▶ PAGE EXCERPT
* * *

In general, the more flexible the model and the smaller the training data set, the higher the risk of overfitting and the higher the variance tends to be. Since in most practical applications we cannot indefinitely increase the size of the training sample for a multitude of different reasons, the remedy to variance is to reduce the flexibility of the model, so it cannot adjust itself too much to the specifics of any particular sample. In our pedagogical problem above, if we force our model to be linear, we will always get the very same model when fitting it to any two points drawn from the real linear system. In contrast, notice that there are countless, much more flexible non-linear models that could perfectly fit the same observations while being very different from one another. Two such models would produce highly variable predictions for observations not contained in the training data set.

In our simple example above, we don’t pay any price for reducing variance by forcing the model to be linear, because the system to be modeled is linear. In practice, however, the system may contain non-linearities, which would not be captured by a linear model. When a model \(\hat{f}\) is less flexible than required to represent the phenomenon of interest, \(f\), the reducible component of the modeling error, \(f(X) - \hat{f}(X)\), cannot be eliminated and incurs in a modeling bias. In this case, we say that the model is underfitted.

In order to mitigate underfitting and reduce the modeling bias, more flexible models are required. However, as previously discussed, more flexible models are more prone to overfitting and tend to increase variance. This is the well-known bias-variance trade-off.

The above discussion on the bias-variance trade-off is informal and far from rigorous, provided with the sole intent to explain the basic intuition behind this concept, which plays a very important role in statistical learning and data mining. A more formal yet simple and elegant discussion on the bias-variance trade-off, containing practical examples and illustrations, is provided in Chapter 2 of (James et al. 2013). Students are required to read it (see recommended reading below.).

* * *

▶ DIRECTION
In the passage on the bias-variance trade-off, what remedy for variance is given when the training sample can't be enlarged?

▶ DATASET EXCERPTS

* * *

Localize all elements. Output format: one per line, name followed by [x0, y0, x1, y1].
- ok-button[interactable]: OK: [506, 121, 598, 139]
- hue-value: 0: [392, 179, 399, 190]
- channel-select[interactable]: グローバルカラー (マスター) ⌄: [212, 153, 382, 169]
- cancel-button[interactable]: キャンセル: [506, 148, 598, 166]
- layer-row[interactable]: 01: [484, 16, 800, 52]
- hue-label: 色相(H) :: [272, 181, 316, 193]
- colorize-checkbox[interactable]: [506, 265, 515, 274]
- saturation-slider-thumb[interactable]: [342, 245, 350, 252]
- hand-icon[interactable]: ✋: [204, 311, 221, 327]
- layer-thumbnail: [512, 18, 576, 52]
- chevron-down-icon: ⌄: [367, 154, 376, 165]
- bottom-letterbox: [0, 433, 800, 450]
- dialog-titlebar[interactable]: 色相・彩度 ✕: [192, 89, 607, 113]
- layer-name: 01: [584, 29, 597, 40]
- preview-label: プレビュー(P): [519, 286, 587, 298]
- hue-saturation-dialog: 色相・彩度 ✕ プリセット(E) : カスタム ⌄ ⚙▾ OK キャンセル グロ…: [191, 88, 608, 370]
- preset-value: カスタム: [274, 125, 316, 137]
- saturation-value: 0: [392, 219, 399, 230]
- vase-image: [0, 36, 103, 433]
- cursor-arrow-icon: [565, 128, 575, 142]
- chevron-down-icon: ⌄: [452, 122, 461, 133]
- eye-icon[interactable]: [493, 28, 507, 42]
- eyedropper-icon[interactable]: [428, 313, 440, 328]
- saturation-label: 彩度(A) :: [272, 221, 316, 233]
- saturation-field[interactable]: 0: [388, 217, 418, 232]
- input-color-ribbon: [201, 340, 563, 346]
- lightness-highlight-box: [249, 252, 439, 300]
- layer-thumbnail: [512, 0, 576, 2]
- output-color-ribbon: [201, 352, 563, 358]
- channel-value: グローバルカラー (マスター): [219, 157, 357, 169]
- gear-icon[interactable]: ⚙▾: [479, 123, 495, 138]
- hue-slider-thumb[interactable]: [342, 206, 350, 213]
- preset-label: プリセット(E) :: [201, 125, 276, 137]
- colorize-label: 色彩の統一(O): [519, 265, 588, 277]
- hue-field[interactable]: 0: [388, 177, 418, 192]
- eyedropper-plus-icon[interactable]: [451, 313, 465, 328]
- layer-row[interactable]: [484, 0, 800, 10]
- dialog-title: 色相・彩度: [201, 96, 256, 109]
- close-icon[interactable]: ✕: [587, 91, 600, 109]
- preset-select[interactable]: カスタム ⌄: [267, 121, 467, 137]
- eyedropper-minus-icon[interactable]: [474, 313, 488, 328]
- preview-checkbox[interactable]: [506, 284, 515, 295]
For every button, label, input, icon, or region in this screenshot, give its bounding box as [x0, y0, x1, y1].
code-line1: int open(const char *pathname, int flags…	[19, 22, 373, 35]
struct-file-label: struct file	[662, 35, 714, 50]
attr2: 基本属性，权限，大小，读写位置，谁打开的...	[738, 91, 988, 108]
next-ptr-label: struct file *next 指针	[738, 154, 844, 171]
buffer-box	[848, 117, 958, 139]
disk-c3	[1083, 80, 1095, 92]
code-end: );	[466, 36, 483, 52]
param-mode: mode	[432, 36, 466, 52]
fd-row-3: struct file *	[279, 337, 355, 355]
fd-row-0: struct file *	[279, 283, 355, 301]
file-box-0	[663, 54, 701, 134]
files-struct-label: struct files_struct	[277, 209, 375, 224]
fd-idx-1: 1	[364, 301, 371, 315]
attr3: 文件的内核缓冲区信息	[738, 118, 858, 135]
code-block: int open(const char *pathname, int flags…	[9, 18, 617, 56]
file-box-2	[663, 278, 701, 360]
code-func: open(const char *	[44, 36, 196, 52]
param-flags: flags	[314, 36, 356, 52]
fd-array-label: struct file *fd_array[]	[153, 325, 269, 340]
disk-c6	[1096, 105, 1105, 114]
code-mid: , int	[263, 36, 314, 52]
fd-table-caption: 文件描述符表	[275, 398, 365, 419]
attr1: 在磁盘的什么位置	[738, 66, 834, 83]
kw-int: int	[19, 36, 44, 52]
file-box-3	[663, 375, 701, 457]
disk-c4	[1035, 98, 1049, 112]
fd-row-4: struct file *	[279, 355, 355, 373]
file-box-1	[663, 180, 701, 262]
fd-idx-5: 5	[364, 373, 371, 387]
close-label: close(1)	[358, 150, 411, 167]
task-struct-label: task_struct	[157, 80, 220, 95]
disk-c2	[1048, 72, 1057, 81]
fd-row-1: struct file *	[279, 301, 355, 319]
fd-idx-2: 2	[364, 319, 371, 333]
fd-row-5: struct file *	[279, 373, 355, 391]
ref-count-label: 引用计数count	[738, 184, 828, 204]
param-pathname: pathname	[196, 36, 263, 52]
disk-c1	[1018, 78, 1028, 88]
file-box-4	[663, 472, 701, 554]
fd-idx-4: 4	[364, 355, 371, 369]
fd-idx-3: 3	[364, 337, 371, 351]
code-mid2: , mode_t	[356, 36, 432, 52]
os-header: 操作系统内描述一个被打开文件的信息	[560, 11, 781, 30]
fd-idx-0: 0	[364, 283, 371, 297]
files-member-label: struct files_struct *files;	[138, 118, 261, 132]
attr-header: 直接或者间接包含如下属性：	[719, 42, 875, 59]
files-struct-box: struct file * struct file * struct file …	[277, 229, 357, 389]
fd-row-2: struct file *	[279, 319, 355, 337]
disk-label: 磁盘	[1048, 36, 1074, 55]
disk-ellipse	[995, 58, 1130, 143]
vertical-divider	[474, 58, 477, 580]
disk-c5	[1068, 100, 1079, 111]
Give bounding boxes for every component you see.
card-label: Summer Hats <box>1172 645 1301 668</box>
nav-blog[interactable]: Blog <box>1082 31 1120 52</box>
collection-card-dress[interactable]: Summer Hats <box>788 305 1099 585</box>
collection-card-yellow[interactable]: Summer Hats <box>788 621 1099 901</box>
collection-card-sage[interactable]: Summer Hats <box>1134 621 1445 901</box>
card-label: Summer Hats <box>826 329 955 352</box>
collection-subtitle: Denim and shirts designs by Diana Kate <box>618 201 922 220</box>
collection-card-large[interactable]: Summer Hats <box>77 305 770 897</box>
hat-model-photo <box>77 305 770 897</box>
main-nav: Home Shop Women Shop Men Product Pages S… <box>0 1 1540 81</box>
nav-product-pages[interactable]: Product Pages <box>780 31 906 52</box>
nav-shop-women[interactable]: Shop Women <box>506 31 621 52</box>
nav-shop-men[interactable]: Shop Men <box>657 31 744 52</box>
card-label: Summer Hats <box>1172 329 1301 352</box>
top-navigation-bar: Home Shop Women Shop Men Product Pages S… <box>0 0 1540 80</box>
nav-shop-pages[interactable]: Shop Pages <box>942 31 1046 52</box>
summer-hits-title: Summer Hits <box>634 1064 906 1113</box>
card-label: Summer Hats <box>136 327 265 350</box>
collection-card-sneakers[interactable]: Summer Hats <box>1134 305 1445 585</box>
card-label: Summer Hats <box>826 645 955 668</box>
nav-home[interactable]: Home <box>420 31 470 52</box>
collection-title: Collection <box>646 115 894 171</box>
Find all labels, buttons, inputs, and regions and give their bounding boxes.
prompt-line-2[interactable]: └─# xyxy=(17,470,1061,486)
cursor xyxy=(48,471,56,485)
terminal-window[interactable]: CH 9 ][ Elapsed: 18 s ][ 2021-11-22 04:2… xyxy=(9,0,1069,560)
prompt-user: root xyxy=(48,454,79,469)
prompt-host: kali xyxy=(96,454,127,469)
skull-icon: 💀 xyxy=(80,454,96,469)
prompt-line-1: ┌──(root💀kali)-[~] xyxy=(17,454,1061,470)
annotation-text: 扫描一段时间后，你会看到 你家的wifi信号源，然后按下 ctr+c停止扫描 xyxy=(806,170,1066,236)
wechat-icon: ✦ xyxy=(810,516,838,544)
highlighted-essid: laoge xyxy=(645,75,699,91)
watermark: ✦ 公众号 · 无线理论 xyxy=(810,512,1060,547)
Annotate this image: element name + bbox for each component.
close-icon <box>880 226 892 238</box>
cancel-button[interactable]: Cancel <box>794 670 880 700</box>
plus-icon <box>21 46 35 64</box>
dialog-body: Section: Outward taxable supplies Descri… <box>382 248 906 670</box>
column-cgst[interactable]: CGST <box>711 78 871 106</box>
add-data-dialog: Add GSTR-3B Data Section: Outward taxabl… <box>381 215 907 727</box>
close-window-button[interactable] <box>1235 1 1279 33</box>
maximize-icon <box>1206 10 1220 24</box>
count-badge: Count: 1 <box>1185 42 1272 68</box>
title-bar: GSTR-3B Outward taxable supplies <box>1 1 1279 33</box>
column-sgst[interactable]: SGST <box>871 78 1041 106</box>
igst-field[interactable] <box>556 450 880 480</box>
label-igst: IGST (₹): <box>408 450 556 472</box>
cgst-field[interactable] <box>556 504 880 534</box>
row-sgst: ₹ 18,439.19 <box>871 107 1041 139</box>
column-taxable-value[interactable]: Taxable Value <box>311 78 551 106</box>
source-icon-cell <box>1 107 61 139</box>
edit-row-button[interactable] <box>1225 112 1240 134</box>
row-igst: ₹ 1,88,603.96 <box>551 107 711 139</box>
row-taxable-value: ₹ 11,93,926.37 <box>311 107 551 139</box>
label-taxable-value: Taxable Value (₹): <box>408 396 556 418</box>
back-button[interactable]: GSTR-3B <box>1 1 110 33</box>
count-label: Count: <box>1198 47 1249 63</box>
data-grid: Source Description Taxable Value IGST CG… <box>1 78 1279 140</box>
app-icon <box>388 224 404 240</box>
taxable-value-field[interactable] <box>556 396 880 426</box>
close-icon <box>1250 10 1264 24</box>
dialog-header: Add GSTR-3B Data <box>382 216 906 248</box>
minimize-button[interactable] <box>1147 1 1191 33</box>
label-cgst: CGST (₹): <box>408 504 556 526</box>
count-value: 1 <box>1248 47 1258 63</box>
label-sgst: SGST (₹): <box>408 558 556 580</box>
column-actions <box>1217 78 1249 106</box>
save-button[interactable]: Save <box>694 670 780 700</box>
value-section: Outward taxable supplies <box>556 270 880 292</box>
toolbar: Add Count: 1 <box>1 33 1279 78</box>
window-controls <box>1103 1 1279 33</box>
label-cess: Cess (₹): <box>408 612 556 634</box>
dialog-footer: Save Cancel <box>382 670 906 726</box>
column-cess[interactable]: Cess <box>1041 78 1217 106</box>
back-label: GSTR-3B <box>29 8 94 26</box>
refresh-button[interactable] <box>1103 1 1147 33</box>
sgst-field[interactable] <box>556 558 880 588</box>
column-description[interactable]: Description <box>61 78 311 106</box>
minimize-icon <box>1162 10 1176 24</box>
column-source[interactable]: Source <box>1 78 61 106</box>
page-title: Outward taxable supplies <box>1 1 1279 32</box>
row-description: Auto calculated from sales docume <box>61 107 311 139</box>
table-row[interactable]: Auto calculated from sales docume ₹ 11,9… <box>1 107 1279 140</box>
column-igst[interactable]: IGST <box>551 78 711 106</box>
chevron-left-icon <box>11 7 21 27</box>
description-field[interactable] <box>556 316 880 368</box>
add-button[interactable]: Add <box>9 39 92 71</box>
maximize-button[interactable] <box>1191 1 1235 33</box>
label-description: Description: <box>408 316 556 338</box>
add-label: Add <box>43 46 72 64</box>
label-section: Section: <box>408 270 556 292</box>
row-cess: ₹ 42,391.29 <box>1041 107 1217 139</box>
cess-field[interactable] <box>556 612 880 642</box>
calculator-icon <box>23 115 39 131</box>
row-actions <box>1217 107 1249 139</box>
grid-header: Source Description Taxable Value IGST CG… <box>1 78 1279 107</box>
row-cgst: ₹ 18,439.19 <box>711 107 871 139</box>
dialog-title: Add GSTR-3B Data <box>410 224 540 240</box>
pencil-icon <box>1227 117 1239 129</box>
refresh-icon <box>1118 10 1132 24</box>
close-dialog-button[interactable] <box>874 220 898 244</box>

* * *

▶ THE RESULT
Reduce the flexibility of the model so that it can't adjust itself too much to the specifics of any particular sample.